==== VORLIEGENDER TEXT

Hamburg, meine Perle - du wunderschöne Stadt, du bist mein Zuhause, du bist mein Leben - du bist die Stadt, auf die ich kann. Leser aus der Hansestadt werden sofort die passende Melodie im Kopf haben und evtl. mitsummen. Wenn ihr uns schon länger verfolgt, werdet ihr wissen, dass meine Wenigkeit aus dieser wirklich schönen Stadt kommt und umso erfreuter war ich auch, als es damals hieß das Queen Games den Spieleklassiker “Brügge” von Stefan Feld neu auflegt und das ganze nach Hamburg verlegt. Warum genau Brügge nun besser als Hamburg ist, kann ich auch nicht sagen, aber für mich als Hamburger das deutlich spannendere Thema.
Die Vorschusslorbeeren sind zunächst immens, denn Brügge war lange Zeit ein heiß gehandelter Titel in der Brettspielsammler-Szene mit guten Kritiken, ich kann aber schon mal vorwegnehmen, dass ich da leider keinen Vergleich ziehen kann, denn Brügge kam mir nie auf den Tisch.

========
==== DATENAUSZUG

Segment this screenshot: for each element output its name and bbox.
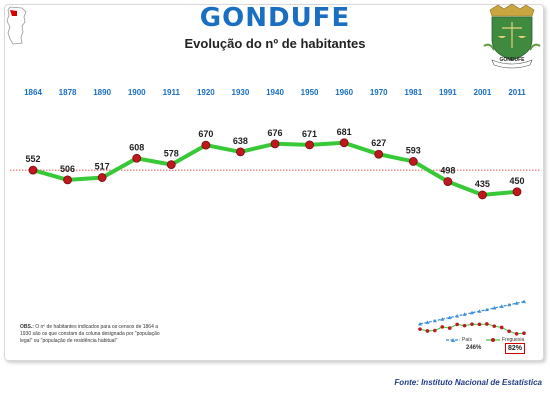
data-point bbox=[63, 175, 72, 185]
inset-freguesia-point bbox=[470, 322, 474, 326]
legend-pais-icon bbox=[446, 338, 460, 342]
inset-pais-marker bbox=[484, 307, 489, 312]
inset-freguesia-point bbox=[499, 325, 504, 330]
x-tick-label: 1981 bbox=[404, 88, 422, 97]
legend-pais-label: País bbox=[462, 337, 473, 343]
freguesia-percent: 82% bbox=[505, 343, 525, 354]
note-label: OBS.: bbox=[20, 324, 34, 330]
inset-freguesia-point bbox=[440, 325, 445, 329]
data-point bbox=[512, 187, 522, 197]
data-point bbox=[408, 157, 418, 166]
inset-pais-marker bbox=[477, 309, 482, 313]
data-label: 578 bbox=[164, 149, 179, 159]
inset-freguesia-point bbox=[514, 332, 519, 336]
page-title: GONDUFE bbox=[199, 3, 351, 33]
source-credit: Fonte: Instituto Nacional de Estatística bbox=[394, 378, 542, 387]
data-label: 552 bbox=[25, 154, 40, 164]
inset-pais-marker bbox=[455, 314, 460, 318]
x-tick-label: 1920 bbox=[197, 88, 215, 97]
inset-pais-marker bbox=[470, 310, 474, 315]
x-tick-label: 1940 bbox=[266, 88, 284, 97]
inset-freguesia-point bbox=[418, 327, 422, 331]
population-chart: 1864 1878 1890 1900 1911 1920 1930 1940 1950 1960… bbox=[10, 88, 540, 200]
data-label: 435 bbox=[475, 179, 490, 189]
x-tick-label: 1900 bbox=[128, 88, 146, 97]
inset-freguesia-point bbox=[485, 322, 489, 326]
inset-chart bbox=[418, 299, 526, 336]
data-point bbox=[478, 190, 487, 200]
data-point bbox=[28, 165, 38, 175]
data-label: 608 bbox=[129, 142, 144, 152]
inset-pais-marker bbox=[440, 317, 445, 321]
data-label: 498 bbox=[440, 166, 455, 176]
pais-percent: 246% bbox=[466, 345, 482, 351]
inset-freguesia-point bbox=[455, 322, 459, 327]
data-point bbox=[305, 140, 314, 150]
inset-pais-marker bbox=[425, 320, 430, 324]
legend-freguesia-label: Freguesia bbox=[502, 337, 525, 343]
data-point bbox=[236, 147, 245, 157]
x-tick-label: 1991 bbox=[439, 88, 457, 97]
data-point bbox=[374, 149, 384, 159]
data-label: 450 bbox=[509, 176, 524, 186]
data-label: 676 bbox=[267, 128, 282, 138]
inset-freguesia-point bbox=[462, 323, 467, 328]
inset-pais-marker bbox=[432, 318, 437, 323]
data-point bbox=[270, 139, 280, 149]
inset-freguesia-point bbox=[447, 326, 452, 330]
data-point bbox=[201, 140, 211, 150]
data-label: 593 bbox=[406, 145, 421, 155]
x-tick-label: 1960 bbox=[335, 88, 353, 97]
x-tick-label: 1930 bbox=[232, 88, 250, 97]
data-point bbox=[132, 153, 142, 163]
inset-pais-marker bbox=[447, 315, 452, 320]
inset-freguesia-point bbox=[477, 322, 482, 327]
inset-freguesia-point bbox=[425, 329, 430, 333]
x-tick-label: 1950 bbox=[301, 88, 319, 97]
x-tick-label: 1911 bbox=[163, 88, 181, 97]
inset-pais-marker bbox=[514, 301, 519, 305]
inset-pais-marker bbox=[492, 306, 497, 310]
inset-freguesia-point bbox=[507, 329, 511, 334]
inset-pais-marker bbox=[522, 299, 526, 304]
data-label: 506 bbox=[60, 164, 75, 174]
data-label: 671 bbox=[302, 129, 317, 139]
data-point bbox=[443, 177, 453, 186]
chart-subtitle: Evolução do nº de habitantes bbox=[184, 36, 366, 51]
x-tick-label: 2011 bbox=[508, 88, 526, 97]
crest-label: GONDUFE bbox=[499, 57, 525, 63]
inset-pais-marker bbox=[499, 304, 504, 308]
x-tick-label: 1878 bbox=[59, 88, 77, 97]
x-tick-label: 2001 bbox=[474, 88, 492, 97]
inset-freguesia-point bbox=[522, 331, 526, 335]
coat-of-arms-icon bbox=[483, 3, 541, 69]
inset-freguesia-point bbox=[492, 324, 497, 328]
data-point bbox=[339, 138, 349, 148]
inset-freguesia-point bbox=[433, 328, 437, 333]
data-label: 638 bbox=[233, 136, 248, 146]
data-label: 517 bbox=[95, 162, 110, 172]
legend-freguesia-icon bbox=[486, 338, 500, 342]
data-label: 627 bbox=[371, 138, 386, 148]
observation-note: OBS.: O nº de habitantes indicados para … bbox=[20, 324, 170, 345]
inset-pais-marker bbox=[418, 322, 422, 326]
x-tick-label: 1890 bbox=[93, 88, 111, 97]
inset-pais-marker bbox=[507, 302, 512, 307]
portugal-map-icon bbox=[6, 6, 27, 45]
data-point bbox=[97, 173, 107, 182]
data-label: 670 bbox=[198, 129, 213, 139]
inset-pais-marker bbox=[462, 312, 467, 316]
x-tick-label: 1864 bbox=[24, 88, 42, 97]
note-text: O nº de habitantes indicados para os cen… bbox=[20, 324, 160, 344]
data-label: 681 bbox=[337, 127, 352, 137]
x-tick-label: 1970 bbox=[370, 88, 388, 97]
data-point bbox=[166, 160, 176, 170]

========

* KURZE AUFGABE A: Gib den Abschnitt aus dem Text über die Hamburg-Ausgabe von „Brügge“ wortgetreu wieder, beginnend mit „Die Vorschusslorbeeren sind“ und fortlaufend bis einschließlich „auf den Tisch.“.
* KURZE AUFGABE B: Setze den Text über die Hamburg-Ausgabe von „Brügge“ im Anschluss an seinen letzten Satz fort.

* ERGEBNIS A:
Die Vorschusslorbeeren sind zunächst immens, denn Brügge war lange Zeit ein heiß gehandelter Titel in der Brettspielsammler-Szene mit guten Kritiken, ich kann aber schon mal vorwegnehmen, dass ich da leider keinen Vergleich ziehen kann, denn Brügge kam mir nie auf den Tisch.

* ERGEBNIS B:
Zurück nach Hamburg - wir befinden uns im Jahr 1890 und allem Anschein nach gibt es mehrere Bürgermeister in der Stadt und wir suchen nun den einzig wahren ERSTEN Bürgermeister der Freien und Hansestadt! Dafür müssen wir Punkte sammeln und wer das am besten getan hat, der gewinnt natürlich und kann sich dann den einzig wahren ERSTEN Bürgermeister nennen!
Ein guter Bürgermeister zeichnet sich darin aus, dass er viele tolle und spannende Dinge in der Stadt errichten lässt und das spiegelt sich im Spiel anhand eines immens großen Kartenstapels wider, die wiederum Gebäude, Zootiere oder Parkanlagen zeigen. Generell sind die Karten in fünf Kategorien bzw. Farben eingeteilt und zu Beginn einer Runde dürfen wir völlig wahllos auf fünf Handkarten nachziehen. Ganz wahllos ist es natürlich nicht, denn es muss gut überlegt sein, von welcher Farbe man wie viele Karten nimmt, denn im folgenden Teil einer Runde bestimmt die Farbe zum Teil, was ich tun kann.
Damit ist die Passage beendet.